Exercise requirements: Reproduce every entry exactly as shown.

(Stored items)
------------------------------------------------------------

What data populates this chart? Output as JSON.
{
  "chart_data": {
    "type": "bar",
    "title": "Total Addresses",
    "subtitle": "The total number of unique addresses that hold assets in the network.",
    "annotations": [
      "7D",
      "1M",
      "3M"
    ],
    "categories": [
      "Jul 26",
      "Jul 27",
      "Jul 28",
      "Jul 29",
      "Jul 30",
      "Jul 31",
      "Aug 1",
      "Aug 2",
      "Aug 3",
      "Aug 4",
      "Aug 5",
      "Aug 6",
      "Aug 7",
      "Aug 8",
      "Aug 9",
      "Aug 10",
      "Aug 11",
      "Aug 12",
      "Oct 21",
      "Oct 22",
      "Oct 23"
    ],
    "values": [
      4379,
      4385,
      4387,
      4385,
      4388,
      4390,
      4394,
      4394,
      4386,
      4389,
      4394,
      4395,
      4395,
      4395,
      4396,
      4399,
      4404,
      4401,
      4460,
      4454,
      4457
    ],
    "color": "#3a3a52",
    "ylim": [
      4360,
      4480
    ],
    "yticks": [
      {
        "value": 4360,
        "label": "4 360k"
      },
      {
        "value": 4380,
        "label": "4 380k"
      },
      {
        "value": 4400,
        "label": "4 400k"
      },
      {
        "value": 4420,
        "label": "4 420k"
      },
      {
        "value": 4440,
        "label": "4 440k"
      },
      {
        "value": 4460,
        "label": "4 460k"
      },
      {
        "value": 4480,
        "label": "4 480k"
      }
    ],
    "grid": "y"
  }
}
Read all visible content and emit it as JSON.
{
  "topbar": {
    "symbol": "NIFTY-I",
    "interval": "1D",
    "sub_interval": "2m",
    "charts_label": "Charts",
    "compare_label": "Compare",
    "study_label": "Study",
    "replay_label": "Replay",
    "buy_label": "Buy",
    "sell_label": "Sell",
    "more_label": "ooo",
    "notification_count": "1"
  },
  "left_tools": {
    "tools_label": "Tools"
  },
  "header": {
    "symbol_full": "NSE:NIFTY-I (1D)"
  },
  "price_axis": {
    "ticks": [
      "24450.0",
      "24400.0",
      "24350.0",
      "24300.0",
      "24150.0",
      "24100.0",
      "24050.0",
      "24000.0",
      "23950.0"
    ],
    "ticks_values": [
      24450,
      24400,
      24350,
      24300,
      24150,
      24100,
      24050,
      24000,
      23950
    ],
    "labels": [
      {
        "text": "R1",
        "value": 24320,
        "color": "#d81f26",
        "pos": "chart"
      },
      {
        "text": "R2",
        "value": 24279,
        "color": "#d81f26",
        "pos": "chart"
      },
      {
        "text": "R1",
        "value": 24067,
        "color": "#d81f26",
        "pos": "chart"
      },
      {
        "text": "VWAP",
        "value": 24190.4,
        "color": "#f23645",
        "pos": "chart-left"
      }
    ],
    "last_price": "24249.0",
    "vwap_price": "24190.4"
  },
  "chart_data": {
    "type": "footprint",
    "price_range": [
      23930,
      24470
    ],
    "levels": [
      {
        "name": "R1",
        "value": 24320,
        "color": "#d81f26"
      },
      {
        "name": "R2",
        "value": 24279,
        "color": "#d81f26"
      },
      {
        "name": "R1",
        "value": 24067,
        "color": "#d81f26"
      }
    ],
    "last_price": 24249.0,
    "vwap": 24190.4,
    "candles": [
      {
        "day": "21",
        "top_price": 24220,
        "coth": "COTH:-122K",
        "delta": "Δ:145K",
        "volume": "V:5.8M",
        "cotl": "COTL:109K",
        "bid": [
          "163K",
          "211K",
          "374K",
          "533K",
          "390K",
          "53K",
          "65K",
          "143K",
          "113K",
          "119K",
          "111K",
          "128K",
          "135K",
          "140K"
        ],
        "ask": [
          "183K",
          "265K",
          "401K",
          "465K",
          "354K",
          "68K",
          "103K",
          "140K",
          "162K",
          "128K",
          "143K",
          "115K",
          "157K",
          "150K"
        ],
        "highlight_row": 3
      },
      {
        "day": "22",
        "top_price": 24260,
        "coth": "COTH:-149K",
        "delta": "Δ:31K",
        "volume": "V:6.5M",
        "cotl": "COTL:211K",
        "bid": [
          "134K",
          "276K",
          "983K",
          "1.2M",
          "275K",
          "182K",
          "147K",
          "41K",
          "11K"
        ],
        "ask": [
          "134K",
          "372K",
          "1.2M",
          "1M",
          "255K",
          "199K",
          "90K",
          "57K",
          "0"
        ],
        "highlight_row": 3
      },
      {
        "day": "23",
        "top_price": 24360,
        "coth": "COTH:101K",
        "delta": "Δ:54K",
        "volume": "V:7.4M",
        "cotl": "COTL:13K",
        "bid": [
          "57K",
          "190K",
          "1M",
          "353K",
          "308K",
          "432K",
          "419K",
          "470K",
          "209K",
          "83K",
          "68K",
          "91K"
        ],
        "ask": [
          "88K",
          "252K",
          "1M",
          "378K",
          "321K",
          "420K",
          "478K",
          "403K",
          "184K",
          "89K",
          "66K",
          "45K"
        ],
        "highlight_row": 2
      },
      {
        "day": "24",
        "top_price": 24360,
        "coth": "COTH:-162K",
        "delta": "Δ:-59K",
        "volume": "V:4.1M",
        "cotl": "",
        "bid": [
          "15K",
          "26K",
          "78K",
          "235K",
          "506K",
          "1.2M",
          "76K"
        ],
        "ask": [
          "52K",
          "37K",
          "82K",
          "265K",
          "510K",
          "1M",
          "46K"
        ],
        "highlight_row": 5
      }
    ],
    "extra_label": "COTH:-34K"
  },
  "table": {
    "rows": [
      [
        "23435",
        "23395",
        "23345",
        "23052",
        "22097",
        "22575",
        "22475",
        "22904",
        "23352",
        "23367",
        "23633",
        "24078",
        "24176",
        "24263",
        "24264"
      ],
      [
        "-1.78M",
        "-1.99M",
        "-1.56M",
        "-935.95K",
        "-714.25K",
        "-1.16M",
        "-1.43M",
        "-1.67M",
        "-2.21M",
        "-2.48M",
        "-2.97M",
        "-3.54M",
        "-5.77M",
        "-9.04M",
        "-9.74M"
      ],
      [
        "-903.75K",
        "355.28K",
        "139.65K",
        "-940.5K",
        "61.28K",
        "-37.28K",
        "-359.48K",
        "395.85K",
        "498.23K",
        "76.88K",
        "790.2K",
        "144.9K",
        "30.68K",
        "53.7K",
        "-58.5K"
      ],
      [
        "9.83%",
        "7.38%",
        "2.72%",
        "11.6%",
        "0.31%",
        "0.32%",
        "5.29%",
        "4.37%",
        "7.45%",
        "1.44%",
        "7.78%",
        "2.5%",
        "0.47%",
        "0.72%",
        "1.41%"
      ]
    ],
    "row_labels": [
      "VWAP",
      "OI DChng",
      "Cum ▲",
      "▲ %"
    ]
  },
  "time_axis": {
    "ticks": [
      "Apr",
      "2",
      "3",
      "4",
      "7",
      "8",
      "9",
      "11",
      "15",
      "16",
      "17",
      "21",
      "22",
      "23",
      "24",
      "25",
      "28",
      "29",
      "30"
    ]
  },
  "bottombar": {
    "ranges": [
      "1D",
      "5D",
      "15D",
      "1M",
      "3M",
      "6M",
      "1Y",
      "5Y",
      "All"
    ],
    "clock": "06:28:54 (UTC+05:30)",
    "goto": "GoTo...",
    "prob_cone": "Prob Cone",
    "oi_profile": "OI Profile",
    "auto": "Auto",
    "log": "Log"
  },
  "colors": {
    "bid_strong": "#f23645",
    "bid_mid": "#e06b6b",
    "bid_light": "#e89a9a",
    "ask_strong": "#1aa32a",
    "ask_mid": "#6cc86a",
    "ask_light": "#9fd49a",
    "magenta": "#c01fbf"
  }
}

------------------------------------------------------------

Response:
What data populates this chart? Output as JSON.
{
  "chart_data": {
    "type": "bar",
    "title": "Total Addresses",
    "subtitle": "The total number of unique addresses that hold assets in the network.",
    "annotations": [
      "7D",
      "1M",
      "3M"
    ],
    "categories": [
      "Jul 26",
      "Jul 27",
      "Jul 28",
      "Jul 29",
      "Jul 30",
      "Jul 31",
      "Aug 1",
      "Aug 2",
      "Aug 3",
      "Aug 4",
      "Aug 5",
      "Aug 6",
      "Aug 7",
      "Aug 8",
      "Aug 9",
      "Aug 10",
      "Aug 11",
      "Aug 12",
      "Oct 21",
      "Oct 22",
      "Oct 23"
    ],
    "values": [
      4379,
      4385,
      4387,
      4385,
      4388,
      4390,
      4394,
      4394,
      4386,
      4389,
      4394,
      4395,
      4395,
      4395,
      4396,
      4399,
      4404,
      4401,
      4460,
      4454,
      4457
    ],
    "color": "#3a3a52",
    "ylim": [
      4360,
      4480
    ],
    "yticks": [
      {
        "value": 4360,
        "label": "4 360k"
      },
      {
        "value": 4380,
        "label": "4 380k"
      },
      {
        "value": 4400,
        "label": "4 400k"
      },
      {
        "value": 4420,
        "label": "4 420k"
      },
      {
        "value": 4440,
        "label": "4 440k"
      },
      {
        "value": 4460,
        "label": "4 460k"
      },
      {
        "value": 4480,
        "label": "4 480k"
      }
    ],
    "grid": "y"
  }
}
Read all visible content and emit it as JSON.
{
  "topbar": {
    "symbol": "NIFTY-I",
    "interval": "1D",
    "sub_interval": "2m",
    "charts_label": "Charts",
    "compare_label": "Compare",
    "study_label": "Study",
    "replay_label": "Replay",
    "buy_label": "Buy",
    "sell_label": "Sell",
    "more_label": "ooo",
    "notification_count": "1"
  },
  "left_tools": {
    "tools_label": "Tools"
  },
  "header": {
    "symbol_full": "NSE:NIFTY-I (1D)"
  },
  "price_axis": {
    "ticks": [
      "24450.0",
      "24400.0",
      "24350.0",
      "24300.0",
      "24150.0",
      "24100.0",
      "24050.0",
      "24000.0",
      "23950.0"
    ],
    "ticks_values": [
      24450,
      24400,
      24350,
      24300,
      24150,
      24100,
      24050,
      24000,
      23950
    ],
    "labels": [
      {
        "text": "R1",
        "value": 24320,
        "color": "#d81f26",
        "pos": "chart"
      },
      {
        "text": "R2",
        "value": 24279,
        "color": "#d81f26",
        "pos": "chart"
      },
      {
        "text": "R1",
        "value": 24067,
        "color": "#d81f26",
        "pos": "chart"
      },
      {
        "text": "VWAP",
        "value": 24190.4,
        "color": "#f23645",
        "pos": "chart-left"
      }
    ],
    "last_price": "24249.0",
    "vwap_price": "24190.4"
  },
  "chart_data": {
    "type": "footprint",
    "price_range": [
      23930,
      24470
    ],
    "levels": [
      {
        "name": "R1",
        "value": 24320,
        "color": "#d81f26"
      },
      {
        "name": "R2",
        "value": 24279,
        "color": "#d81f26"
      },
      {
        "name": "R1",
        "value": 24067,
        "color": "#d81f26"
      }
    ],
    "last_price": 24249.0,
    "vwap": 24190.4,
    "candles": [
      {
        "day": "21",
        "top_price": 24220,
        "coth": "COTH:-122K",
        "delta": "Δ:145K",
        "volume": "V:5.8M",
        "cotl": "COTL:109K",
        "bid": [
          "163K",
          "211K",
          "374K",
          "533K",
          "390K",
          "53K",
          "65K",
          "143K",
          "113K",
          "119K",
          "111K",
          "128K",
          "135K",
          "140K"
        ],
        "ask": [
          "183K",
          "265K",
          "401K",
          "465K",
          "354K",
          "68K",
          "103K",
          "140K",
          "162K",
          "128K",
          "143K",
          "115K",
          "157K",
          "150K"
        ],
        "highlight_row": 3
      },
      {
        "day": "22",
        "top_price": 24260,
        "coth": "COTH:-149K",
        "delta": "Δ:31K",
        "volume": "V:6.5M",
        "cotl": "COTL:211K",
        "bid": [
          "134K",
          "276K",
          "983K",
          "1.2M",
          "275K",
          "182K",
          "147K",
          "41K",
          "11K"
        ],
        "ask": [
          "134K",
          "372K",
          "1.2M",
          "1M",
          "255K",
          "199K",
          "90K",
          "57K",
          "0"
        ],
        "highlight_row": 3
      },
      {
        "day": "23",
        "top_price": 24360,
        "coth": "COTH:101K",
        "delta": "Δ:54K",
        "volume": "V:7.4M",
        "cotl": "COTL:13K",
        "bid": [
          "57K",
          "190K",
          "1M",
          "353K",
          "308K",
          "432K",
          "419K",
          "470K",
          "209K",
          "83K",
          "68K",
          "91K"
        ],
        "ask": [
          "88K",
          "252K",
          "1M",
          "378K",
          "321K",
          "420K",
          "478K",
          "403K",
          "184K",
          "89K",
          "66K",
          "45K"
        ],
        "highlight_row": 2
      },
      {
        "day": "24",
        "top_price": 24360,
        "coth": "COTH:-162K",
        "delta": "Δ:-59K",
        "volume": "V:4.1M",
        "cotl": "",
        "bid": [
          "15K",
          "26K",
          "78K",
          "235K",
          "506K",
          "1.2M",
          "76K"
        ],
        "ask": [
          "52K",
          "37K",
          "82K",
          "265K",
          "510K",
          "1M",
          "46K"
        ],
        "highlight_row": 5
      }
    ],
    "extra_label": "COTH:-34K"
  },
  "table": {
    "rows": [
      [
        "23435",
        "23395",
        "23345",
        "23052",
        "22097",
        "22575",
        "22475",
        "22904",
        "23352",
        "23367",
        "23633",
        "24078",
        "24176",
        "24263",
        "24264"
      ],
      [
        "-1.78M",
        "-1.99M",
        "-1.56M",
        "-935.95K",
        "-714.25K",
        "-1.16M",
        "-1.43M",
        "-1.67M",
        "-2.21M",
        "-2.48M",
        "-2.97M",
        "-3.54M",
        "-5.77M",
        "-9.04M",
        "-9.74M"
      ],
      [
        "-903.75K",
        "355.28K",
        "139.65K",
        "-940.5K",
        "61.28K",
        "-37.28K",
        "-359.48K",
        "395.85K",
        "498.23K",
        "76.88K",
        "790.2K",
        "144.9K",
        "30.68K",
        "53.7K",
        "-58.5K"
      ],
      [
        "9.83%",
        "7.38%",
        "2.72%",
        "11.6%",
        "0.31%",
        "0.32%",
        "5.29%",
        "4.37%",
        "7.45%",
        "1.44%",
        "7.78%",
        "2.5%",
        "0.47%",
        "0.72%",
        "1.41%"
      ]
    ],
    "row_labels": [
      "VWAP",
      "OI DChng",
      "Cum ▲",
      "▲ %"
    ]
  },
  "time_axis": {
    "ticks": [
      "Apr",
      "2",
      "3",
      "4",
      "7",
      "8",
      "9",
      "11",
      "15",
      "16",
      "17",
      "21",
      "22",
      "23",
      "24",
      "25",
      "28",
      "29",
      "30"
    ]
  },
  "bottombar": {
    "ranges": [
      "1D",
      "5D",
      "15D",
      "1M",
      "3M",
      "6M",
      "1Y",
      "5Y",
      "All"
    ],
    "clock": "06:28:54 (UTC+05:30)",
    "goto": "GoTo...",
    "prob_cone": "Prob Cone",
    "oi_profile": "OI Profile",
    "auto": "Auto",
    "log": "Log"
  },
  "colors": {
    "bid_strong": "#f23645",
    "bid_mid": "#e06b6b",
    "bid_light": "#e89a9a",
    "ask_strong": "#1aa32a",
    "ask_mid": "#6cc86a",
    "ask_light": "#9fd49a",
    "magenta": "#c01fbf"
  }
}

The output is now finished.